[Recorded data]
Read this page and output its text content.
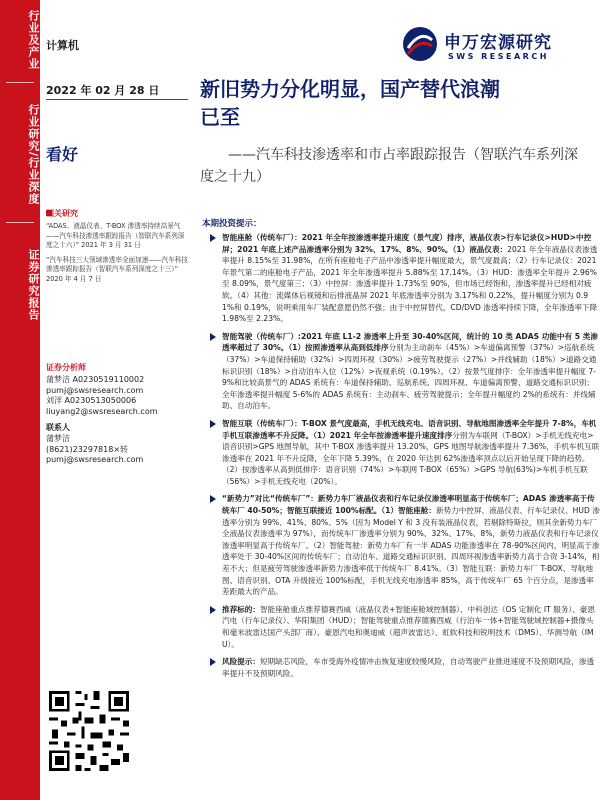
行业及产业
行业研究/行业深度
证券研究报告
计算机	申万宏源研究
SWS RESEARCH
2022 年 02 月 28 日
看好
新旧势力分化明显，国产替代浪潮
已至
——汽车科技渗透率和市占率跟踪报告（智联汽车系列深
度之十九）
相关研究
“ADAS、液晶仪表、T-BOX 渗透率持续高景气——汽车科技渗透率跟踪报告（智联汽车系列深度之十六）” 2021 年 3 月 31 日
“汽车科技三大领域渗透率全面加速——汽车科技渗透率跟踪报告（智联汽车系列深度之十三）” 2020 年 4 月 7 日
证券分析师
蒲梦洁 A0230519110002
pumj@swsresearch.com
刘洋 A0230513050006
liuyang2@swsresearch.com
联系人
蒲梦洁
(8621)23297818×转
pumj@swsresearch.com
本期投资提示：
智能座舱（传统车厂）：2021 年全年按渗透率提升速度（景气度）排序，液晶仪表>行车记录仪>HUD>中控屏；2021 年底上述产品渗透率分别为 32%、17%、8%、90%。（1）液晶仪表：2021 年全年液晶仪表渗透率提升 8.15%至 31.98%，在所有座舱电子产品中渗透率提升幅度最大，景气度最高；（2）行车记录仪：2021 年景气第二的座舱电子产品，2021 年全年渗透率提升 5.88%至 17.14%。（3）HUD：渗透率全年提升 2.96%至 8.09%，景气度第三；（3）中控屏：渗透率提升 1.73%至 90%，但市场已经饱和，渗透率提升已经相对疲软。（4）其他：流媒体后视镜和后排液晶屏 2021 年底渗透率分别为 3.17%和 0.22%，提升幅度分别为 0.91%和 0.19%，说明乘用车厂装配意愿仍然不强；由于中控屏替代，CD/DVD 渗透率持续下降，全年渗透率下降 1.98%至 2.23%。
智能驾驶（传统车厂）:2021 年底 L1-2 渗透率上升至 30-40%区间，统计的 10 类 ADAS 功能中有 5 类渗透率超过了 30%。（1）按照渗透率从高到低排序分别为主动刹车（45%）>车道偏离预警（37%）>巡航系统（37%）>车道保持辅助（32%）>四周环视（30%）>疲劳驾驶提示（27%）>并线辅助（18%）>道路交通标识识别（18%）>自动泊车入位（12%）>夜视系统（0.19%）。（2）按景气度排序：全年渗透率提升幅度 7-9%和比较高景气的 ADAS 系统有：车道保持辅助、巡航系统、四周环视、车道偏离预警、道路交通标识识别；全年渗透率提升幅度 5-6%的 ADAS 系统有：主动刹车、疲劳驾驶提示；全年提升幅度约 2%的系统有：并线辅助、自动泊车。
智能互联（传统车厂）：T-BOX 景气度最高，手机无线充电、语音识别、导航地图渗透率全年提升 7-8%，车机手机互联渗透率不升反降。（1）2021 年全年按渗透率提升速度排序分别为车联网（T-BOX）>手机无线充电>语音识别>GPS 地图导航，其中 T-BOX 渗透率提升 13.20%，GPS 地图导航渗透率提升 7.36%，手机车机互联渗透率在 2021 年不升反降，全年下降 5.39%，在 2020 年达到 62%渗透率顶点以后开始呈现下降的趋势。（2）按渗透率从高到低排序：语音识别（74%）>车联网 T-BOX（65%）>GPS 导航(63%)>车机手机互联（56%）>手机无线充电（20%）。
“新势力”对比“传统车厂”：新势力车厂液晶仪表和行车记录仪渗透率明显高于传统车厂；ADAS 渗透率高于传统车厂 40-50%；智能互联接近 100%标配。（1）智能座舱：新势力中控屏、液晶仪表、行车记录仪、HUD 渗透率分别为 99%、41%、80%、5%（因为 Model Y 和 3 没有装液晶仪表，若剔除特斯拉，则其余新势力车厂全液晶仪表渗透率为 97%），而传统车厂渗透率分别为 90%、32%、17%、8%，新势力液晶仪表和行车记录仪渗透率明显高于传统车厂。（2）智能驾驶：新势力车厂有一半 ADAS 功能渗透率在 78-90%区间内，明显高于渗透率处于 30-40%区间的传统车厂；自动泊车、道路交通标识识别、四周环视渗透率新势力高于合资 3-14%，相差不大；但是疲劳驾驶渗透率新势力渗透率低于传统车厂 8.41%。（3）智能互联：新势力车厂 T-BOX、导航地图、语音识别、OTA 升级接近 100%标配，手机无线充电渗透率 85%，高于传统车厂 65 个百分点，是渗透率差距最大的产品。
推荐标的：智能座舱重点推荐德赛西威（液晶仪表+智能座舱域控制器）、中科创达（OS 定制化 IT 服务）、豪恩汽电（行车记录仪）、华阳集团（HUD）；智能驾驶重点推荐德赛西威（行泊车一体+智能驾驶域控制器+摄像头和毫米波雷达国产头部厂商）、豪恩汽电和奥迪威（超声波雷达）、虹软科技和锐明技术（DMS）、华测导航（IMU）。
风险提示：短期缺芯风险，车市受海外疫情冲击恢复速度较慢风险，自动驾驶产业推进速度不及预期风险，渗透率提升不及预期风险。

--

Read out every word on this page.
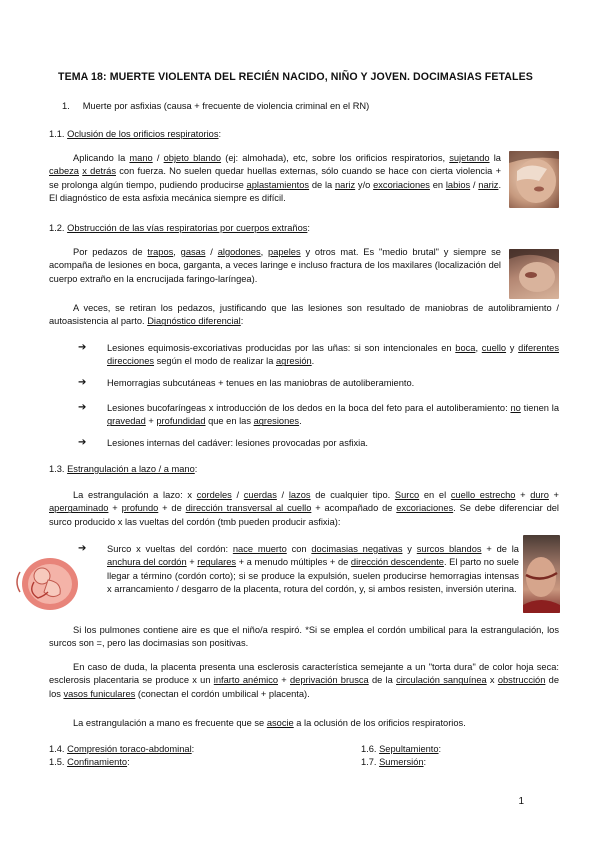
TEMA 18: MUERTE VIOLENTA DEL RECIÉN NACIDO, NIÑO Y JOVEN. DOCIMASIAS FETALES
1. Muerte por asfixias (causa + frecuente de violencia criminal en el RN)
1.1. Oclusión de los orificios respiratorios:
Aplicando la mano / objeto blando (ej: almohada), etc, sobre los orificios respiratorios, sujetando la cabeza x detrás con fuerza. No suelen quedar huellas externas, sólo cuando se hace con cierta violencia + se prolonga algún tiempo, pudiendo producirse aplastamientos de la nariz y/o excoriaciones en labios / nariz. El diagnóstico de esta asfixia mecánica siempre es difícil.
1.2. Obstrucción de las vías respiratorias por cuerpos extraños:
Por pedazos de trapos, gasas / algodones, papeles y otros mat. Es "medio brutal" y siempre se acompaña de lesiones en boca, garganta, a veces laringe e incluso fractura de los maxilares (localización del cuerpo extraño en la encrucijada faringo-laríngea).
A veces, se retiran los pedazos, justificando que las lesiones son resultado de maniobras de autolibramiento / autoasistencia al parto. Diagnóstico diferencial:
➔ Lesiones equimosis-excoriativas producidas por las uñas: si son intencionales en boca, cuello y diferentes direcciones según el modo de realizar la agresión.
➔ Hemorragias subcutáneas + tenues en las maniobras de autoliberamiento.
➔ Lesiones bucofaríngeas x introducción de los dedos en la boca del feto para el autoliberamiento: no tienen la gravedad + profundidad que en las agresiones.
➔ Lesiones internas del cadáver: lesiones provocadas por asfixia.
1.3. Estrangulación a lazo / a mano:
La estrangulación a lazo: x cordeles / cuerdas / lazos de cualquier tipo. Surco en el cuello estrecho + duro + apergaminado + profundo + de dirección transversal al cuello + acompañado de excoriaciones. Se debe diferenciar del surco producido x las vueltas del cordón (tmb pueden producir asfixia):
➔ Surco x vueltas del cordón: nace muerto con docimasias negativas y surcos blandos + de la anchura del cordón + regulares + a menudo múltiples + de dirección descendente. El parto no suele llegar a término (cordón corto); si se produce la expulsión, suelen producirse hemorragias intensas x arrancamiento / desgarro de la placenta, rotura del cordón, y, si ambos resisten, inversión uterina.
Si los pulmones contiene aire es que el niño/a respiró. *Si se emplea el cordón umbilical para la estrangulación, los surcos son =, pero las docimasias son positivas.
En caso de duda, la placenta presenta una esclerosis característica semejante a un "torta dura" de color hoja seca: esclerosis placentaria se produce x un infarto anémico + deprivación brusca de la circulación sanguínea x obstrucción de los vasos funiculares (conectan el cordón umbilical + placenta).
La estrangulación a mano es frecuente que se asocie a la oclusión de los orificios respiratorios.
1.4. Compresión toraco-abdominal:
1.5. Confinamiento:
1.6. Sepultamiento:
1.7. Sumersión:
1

**REQUIREMENT**
Copy out every line holding the string "lazo".

**CORRECT ANSWER**
1.3. Estrangulación a lazo / a mano:
La estrangulación a lazo: x cordeles / cuerdas / lazos de cualquier tipo. Surco en el cuello estrecho + duro + apergaminado + profundo + de dirección transversal al cuello + acompañado de excoriaciones. Se debe diferenciar del surco producido x las vueltas del cordón (tmb pueden producir asfixia):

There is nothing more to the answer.